** BEGIN Given data **

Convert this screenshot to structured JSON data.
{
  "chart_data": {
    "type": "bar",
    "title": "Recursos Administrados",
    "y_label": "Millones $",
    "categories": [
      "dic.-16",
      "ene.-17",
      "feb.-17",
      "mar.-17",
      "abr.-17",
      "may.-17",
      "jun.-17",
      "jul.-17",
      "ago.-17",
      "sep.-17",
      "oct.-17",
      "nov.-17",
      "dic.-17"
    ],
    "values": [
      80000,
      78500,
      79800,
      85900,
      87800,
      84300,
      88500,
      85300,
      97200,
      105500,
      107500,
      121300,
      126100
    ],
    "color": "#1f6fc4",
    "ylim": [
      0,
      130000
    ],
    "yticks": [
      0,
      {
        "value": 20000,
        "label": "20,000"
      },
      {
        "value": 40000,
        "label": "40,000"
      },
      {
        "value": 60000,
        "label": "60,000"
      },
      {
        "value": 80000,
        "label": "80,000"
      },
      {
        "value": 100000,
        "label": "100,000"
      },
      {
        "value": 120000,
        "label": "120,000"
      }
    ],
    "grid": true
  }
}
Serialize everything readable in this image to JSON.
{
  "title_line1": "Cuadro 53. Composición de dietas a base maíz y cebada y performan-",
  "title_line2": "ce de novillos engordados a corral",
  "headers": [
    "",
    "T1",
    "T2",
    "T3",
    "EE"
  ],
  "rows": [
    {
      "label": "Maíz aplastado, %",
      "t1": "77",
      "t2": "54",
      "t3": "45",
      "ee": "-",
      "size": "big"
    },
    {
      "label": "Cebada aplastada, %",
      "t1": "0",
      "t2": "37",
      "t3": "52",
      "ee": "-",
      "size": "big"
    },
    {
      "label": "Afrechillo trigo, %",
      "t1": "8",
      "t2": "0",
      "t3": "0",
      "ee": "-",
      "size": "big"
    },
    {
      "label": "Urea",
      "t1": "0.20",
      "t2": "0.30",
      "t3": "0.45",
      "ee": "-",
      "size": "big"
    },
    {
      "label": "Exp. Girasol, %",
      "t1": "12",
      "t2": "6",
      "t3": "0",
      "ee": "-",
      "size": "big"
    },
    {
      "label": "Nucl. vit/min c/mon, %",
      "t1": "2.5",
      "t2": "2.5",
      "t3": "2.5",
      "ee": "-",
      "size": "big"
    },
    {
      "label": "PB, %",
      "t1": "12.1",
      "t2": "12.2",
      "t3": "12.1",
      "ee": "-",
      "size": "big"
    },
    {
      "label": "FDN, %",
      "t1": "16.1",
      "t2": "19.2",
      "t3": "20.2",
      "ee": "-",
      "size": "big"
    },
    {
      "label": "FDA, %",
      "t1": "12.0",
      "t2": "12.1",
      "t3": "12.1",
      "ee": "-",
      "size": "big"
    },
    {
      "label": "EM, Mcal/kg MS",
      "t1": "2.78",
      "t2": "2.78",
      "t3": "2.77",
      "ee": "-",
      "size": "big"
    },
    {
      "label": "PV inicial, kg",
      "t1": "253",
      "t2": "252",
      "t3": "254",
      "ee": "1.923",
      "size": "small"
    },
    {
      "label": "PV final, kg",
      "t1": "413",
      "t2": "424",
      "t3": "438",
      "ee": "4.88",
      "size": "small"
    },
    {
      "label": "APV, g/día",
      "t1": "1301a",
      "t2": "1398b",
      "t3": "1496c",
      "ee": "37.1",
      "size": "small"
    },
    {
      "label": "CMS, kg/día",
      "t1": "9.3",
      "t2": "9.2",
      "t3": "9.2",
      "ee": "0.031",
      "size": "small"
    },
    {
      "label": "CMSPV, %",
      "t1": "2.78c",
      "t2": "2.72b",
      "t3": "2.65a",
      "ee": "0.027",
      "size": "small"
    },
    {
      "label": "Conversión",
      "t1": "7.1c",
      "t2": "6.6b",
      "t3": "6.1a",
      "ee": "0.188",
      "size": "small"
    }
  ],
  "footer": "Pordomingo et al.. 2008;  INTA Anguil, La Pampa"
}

** END Given data **
** BEGIN Given data **

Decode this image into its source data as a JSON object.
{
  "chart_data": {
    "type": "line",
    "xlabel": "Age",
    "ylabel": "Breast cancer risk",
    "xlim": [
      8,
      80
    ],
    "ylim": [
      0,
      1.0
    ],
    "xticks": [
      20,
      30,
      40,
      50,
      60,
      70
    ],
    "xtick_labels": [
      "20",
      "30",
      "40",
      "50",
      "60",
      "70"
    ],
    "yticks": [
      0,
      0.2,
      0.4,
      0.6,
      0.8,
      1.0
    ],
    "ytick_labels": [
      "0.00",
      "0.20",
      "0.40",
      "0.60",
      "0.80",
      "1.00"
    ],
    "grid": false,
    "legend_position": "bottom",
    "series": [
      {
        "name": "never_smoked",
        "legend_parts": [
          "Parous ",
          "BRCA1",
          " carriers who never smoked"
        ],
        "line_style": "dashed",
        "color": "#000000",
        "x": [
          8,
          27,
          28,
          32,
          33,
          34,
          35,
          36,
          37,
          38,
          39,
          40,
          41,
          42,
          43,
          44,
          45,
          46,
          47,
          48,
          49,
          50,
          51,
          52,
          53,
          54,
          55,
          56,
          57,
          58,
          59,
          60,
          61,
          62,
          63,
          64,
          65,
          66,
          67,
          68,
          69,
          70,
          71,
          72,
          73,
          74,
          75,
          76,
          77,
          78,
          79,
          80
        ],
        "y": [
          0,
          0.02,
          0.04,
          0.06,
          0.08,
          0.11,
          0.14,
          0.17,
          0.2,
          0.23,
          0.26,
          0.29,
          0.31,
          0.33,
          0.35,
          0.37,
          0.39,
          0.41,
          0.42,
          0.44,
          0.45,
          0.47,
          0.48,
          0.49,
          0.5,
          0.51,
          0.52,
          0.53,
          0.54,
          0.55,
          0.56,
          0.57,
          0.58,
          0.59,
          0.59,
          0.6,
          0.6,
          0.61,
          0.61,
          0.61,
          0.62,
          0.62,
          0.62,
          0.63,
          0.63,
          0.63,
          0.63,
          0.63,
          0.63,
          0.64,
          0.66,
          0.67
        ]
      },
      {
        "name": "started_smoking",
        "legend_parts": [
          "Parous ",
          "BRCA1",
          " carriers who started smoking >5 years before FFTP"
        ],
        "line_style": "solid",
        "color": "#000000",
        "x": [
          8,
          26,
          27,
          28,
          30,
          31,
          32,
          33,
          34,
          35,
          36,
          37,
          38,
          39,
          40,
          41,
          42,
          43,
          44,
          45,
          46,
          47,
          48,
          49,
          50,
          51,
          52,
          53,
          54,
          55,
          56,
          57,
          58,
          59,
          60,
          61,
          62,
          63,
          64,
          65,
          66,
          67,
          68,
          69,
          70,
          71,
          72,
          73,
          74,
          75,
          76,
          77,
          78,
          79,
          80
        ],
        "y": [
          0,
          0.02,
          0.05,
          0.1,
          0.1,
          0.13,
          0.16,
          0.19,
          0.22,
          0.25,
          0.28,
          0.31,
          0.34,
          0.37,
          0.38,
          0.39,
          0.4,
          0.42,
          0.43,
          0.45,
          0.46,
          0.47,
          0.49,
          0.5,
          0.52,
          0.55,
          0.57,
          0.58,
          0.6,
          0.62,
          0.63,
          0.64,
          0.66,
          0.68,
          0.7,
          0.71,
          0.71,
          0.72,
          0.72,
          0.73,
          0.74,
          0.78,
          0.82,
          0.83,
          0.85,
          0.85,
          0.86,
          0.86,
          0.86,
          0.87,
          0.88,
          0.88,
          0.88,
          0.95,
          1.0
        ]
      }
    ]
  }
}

** END Given data **

- _What this task involves_:
Report all lines of the material that contain the word "JSON".

- _Output of the exercise_:
Convert this screenshot to structured JSON data.
Serialize everything readable in this image to JSON.
Decode this image into its source data as a JSON object.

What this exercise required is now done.